**What to do**.
Retype each line of the records below without changing a single character.

*** Input rows ***

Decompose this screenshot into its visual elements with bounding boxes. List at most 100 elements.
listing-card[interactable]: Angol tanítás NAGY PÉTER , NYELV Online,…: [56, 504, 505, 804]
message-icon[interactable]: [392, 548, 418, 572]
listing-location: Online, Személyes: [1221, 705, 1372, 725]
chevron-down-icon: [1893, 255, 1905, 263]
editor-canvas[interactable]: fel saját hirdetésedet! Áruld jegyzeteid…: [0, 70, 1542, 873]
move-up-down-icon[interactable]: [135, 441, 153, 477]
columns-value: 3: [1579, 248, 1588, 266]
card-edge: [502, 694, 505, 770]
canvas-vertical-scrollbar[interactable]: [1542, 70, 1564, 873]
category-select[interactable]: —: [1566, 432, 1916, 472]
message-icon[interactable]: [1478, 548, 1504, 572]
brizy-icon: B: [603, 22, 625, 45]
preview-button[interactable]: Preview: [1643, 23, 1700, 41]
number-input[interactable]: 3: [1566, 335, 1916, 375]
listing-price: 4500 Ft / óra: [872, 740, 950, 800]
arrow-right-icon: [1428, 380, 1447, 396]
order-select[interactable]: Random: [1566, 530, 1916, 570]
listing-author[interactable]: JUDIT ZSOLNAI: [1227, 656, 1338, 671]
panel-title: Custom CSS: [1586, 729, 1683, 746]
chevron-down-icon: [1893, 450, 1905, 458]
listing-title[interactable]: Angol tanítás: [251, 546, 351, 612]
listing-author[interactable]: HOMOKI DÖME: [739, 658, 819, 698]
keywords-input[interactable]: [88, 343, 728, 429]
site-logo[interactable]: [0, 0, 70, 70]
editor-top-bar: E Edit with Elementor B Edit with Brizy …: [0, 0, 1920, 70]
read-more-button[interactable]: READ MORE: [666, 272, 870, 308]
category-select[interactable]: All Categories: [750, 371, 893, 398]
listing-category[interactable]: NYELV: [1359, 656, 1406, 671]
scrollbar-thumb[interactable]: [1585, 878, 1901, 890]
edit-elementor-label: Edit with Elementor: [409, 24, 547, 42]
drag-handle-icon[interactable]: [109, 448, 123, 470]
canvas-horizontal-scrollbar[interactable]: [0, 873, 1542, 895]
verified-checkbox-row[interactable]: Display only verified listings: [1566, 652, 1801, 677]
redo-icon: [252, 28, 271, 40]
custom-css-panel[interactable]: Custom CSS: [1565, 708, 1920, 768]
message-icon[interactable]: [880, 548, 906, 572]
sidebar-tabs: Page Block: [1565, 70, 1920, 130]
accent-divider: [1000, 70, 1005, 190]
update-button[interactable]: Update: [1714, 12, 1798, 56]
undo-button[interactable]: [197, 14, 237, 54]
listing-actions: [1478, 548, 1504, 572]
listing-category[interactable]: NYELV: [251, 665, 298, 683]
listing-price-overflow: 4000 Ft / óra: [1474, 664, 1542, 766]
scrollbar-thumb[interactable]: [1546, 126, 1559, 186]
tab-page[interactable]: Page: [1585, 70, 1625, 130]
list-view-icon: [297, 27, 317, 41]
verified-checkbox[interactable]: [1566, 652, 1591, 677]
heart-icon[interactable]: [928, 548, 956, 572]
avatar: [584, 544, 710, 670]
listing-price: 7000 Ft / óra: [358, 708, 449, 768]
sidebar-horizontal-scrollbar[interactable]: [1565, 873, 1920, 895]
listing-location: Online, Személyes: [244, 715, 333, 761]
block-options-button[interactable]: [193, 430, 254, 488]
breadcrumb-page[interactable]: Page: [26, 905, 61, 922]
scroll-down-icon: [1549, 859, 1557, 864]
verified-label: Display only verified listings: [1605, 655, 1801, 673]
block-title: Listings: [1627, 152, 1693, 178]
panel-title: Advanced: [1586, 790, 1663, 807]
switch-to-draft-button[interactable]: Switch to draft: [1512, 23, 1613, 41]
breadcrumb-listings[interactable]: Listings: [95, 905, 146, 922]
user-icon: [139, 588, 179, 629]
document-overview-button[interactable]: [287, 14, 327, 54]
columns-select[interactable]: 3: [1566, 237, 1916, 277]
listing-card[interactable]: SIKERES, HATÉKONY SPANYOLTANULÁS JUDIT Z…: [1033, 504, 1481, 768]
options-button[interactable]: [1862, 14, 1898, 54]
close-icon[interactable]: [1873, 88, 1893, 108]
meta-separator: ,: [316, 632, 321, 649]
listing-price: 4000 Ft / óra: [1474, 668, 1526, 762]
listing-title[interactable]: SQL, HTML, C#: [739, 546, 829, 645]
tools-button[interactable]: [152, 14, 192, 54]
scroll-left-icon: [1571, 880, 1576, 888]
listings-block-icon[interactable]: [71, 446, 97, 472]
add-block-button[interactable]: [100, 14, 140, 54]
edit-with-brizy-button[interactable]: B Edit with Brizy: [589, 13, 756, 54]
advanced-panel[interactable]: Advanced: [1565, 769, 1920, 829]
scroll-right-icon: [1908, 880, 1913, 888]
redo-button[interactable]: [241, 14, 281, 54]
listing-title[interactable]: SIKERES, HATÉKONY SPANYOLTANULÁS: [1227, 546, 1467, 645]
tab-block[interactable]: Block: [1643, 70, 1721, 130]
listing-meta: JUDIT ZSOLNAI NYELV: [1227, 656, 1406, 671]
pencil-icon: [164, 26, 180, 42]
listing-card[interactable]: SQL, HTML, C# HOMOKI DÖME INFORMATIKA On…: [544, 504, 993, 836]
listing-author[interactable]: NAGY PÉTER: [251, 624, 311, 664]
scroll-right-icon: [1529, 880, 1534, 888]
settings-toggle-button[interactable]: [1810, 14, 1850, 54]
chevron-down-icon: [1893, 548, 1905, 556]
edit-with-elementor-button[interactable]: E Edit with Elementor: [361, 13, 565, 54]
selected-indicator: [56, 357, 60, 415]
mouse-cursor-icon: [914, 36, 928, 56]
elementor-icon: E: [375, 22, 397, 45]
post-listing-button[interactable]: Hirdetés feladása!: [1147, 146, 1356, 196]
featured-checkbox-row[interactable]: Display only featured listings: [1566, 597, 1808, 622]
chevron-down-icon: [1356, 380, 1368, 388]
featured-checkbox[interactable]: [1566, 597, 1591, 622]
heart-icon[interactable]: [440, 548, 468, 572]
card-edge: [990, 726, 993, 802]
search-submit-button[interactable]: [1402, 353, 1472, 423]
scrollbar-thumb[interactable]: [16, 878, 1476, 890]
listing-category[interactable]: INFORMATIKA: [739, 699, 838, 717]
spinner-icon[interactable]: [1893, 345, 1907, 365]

***

**Exercise answer**.
Decompose this screenshot into its visual elements with bounding boxes. List at most 100 elements.
listing-card[interactable]: Angol tanítás NAGY PÉTER , NYELV Online,…: [56, 504, 505, 804]
message-icon[interactable]: [392, 548, 418, 572]
listing-location: Online, Személyes: [1221, 705, 1372, 725]
chevron-down-icon: [1893, 255, 1905, 263]
editor-canvas[interactable]: fel saját hirdetésedet! Áruld jegyzeteid…: [0, 70, 1542, 873]
move-up-down-icon[interactable]: [135, 441, 153, 477]
columns-value: 3: [1579, 248, 1588, 266]
card-edge: [502, 694, 505, 770]
canvas-vertical-scrollbar[interactable]: [1542, 70, 1564, 873]
category-select[interactable]: —: [1566, 432, 1916, 472]
message-icon[interactable]: [1478, 548, 1504, 572]
brizy-icon: B: [603, 22, 625, 45]
preview-button[interactable]: Preview: [1643, 23, 1700, 41]
number-input[interactable]: 3: [1566, 335, 1916, 375]
listing-price: 4500 Ft / óra: [872, 740, 950, 800]
arrow-right-icon: [1428, 380, 1447, 396]
order-select[interactable]: Random: [1566, 530, 1916, 570]
listing-author[interactable]: JUDIT ZSOLNAI: [1227, 656, 1338, 671]
panel-title: Custom CSS: [1586, 729, 1683, 746]
chevron-down-icon: [1893, 450, 1905, 458]
listing-title[interactable]: Angol tanítás: [251, 546, 351, 612]
listing-author[interactable]: HOMOKI DÖME: [739, 658, 819, 698]
keywords-input[interactable]: [88, 343, 728, 429]
site-logo[interactable]: [0, 0, 70, 70]
editor-top-bar: E Edit with Elementor B Edit with Brizy …: [0, 0, 1920, 70]
read-more-button[interactable]: READ MORE: [666, 272, 870, 308]
category-select[interactable]: All Categories: [750, 371, 893, 398]
listing-category[interactable]: NYELV: [1359, 656, 1406, 671]
scrollbar-thumb[interactable]: [1585, 878, 1901, 890]
edit-elementor-label: Edit with Elementor: [409, 24, 547, 42]
drag-handle-icon[interactable]: [109, 448, 123, 470]
canvas-horizontal-scrollbar[interactable]: [0, 873, 1542, 895]
verified-checkbox-row[interactable]: Display only verified listings: [1566, 652, 1801, 677]
redo-icon: [252, 28, 271, 40]
custom-css-panel[interactable]: Custom CSS: [1565, 708, 1920, 768]
message-icon[interactable]: [880, 548, 906, 572]
sidebar-tabs: Page Block: [1565, 70, 1920, 130]
accent-divider: [1000, 70, 1005, 190]
update-button[interactable]: Update: [1714, 12, 1798, 56]
undo-button[interactable]: [197, 14, 237, 54]
listing-actions: [1478, 548, 1504, 572]
listing-category[interactable]: NYELV: [251, 665, 298, 683]
listing-price-overflow: 4000 Ft / óra: [1474, 664, 1542, 766]
scrollbar-thumb[interactable]: [1546, 126, 1559, 186]
tab-page[interactable]: Page: [1585, 70, 1625, 130]
list-view-icon: [297, 27, 317, 41]
verified-checkbox[interactable]: [1566, 652, 1591, 677]
heart-icon[interactable]: [928, 548, 956, 572]
avatar: [584, 544, 710, 670]
listing-price: 7000 Ft / óra: [358, 708, 449, 768]
sidebar-horizontal-scrollbar[interactable]: [1565, 873, 1920, 895]
listing-location: Online, Személyes: [244, 715, 333, 761]
block-options-button[interactable]: [193, 430, 254, 488]
breadcrumb-page[interactable]: Page: [26, 905, 61, 922]
scroll-down-icon: [1549, 859, 1557, 864]
verified-label: Display only verified listings: [1605, 655, 1801, 673]
block-title: Listings: [1627, 152, 1693, 178]
panel-title: Advanced: [1586, 790, 1663, 807]
switch-to-draft-button[interactable]: Switch to draft: [1512, 23, 1613, 41]
breadcrumb-listings[interactable]: Listings: [95, 905, 146, 922]
user-icon: [139, 588, 179, 629]
document-overview-button[interactable]: [287, 14, 327, 54]
columns-select[interactable]: 3: [1566, 237, 1916, 277]
listing-card[interactable]: SIKERES, HATÉKONY SPANYOLTANULÁS JUDIT Z…: [1033, 504, 1481, 768]
options-button[interactable]: [1862, 14, 1898, 54]
close-icon[interactable]: [1873, 88, 1893, 108]
meta-separator: ,: [316, 632, 321, 649]
listing-price: 4000 Ft / óra: [1474, 668, 1526, 762]
listing-title[interactable]: SQL, HTML, C#: [739, 546, 829, 645]
tools-button[interactable]: [152, 14, 192, 54]
scroll-left-icon: [1571, 880, 1576, 888]
listings-block-icon[interactable]: [71, 446, 97, 472]
add-block-button[interactable]: [100, 14, 140, 54]
edit-with-brizy-button[interactable]: B Edit with Brizy: [589, 13, 756, 54]
advanced-panel[interactable]: Advanced: [1565, 769, 1920, 829]
scroll-right-icon: [1908, 880, 1913, 888]
redo-button[interactable]: [241, 14, 281, 54]
listing-title[interactable]: SIKERES, HATÉKONY SPANYOLTANULÁS: [1227, 546, 1467, 645]
tab-block[interactable]: Block: [1643, 70, 1721, 130]
listing-meta: JUDIT ZSOLNAI NYELV: [1227, 656, 1406, 671]
pencil-icon: [164, 26, 180, 42]
listing-card[interactable]: SQL, HTML, C# HOMOKI DÖME INFORMATIKA On…: [544, 504, 993, 836]
listing-author[interactable]: NAGY PÉTER: [251, 624, 311, 664]
scroll-right-icon: [1529, 880, 1534, 888]
settings-toggle-button[interactable]: [1810, 14, 1850, 54]
chevron-down-icon: [1893, 548, 1905, 556]
edit-with-elementor-button[interactable]: E Edit with Elementor: [361, 13, 565, 54]
selected-indicator: [56, 357, 60, 415]
mouse-cursor-icon: [914, 36, 928, 56]
elementor-icon: E: [375, 22, 397, 45]
post-listing-button[interactable]: Hirdetés feladása!: [1147, 146, 1356, 196]
featured-checkbox-row[interactable]: Display only featured listings: [1566, 597, 1808, 622]
chevron-down-icon: [1356, 380, 1368, 388]
featured-checkbox[interactable]: [1566, 597, 1591, 622]
heart-icon[interactable]: [440, 548, 468, 572]
card-edge: [990, 726, 993, 802]
search-submit-button[interactable]: [1402, 353, 1472, 423]
scrollbar-thumb[interactable]: [16, 878, 1476, 890]
listing-category[interactable]: INFORMATIKA: [739, 699, 838, 717]
spinner-icon[interactable]: [1893, 345, 1907, 365]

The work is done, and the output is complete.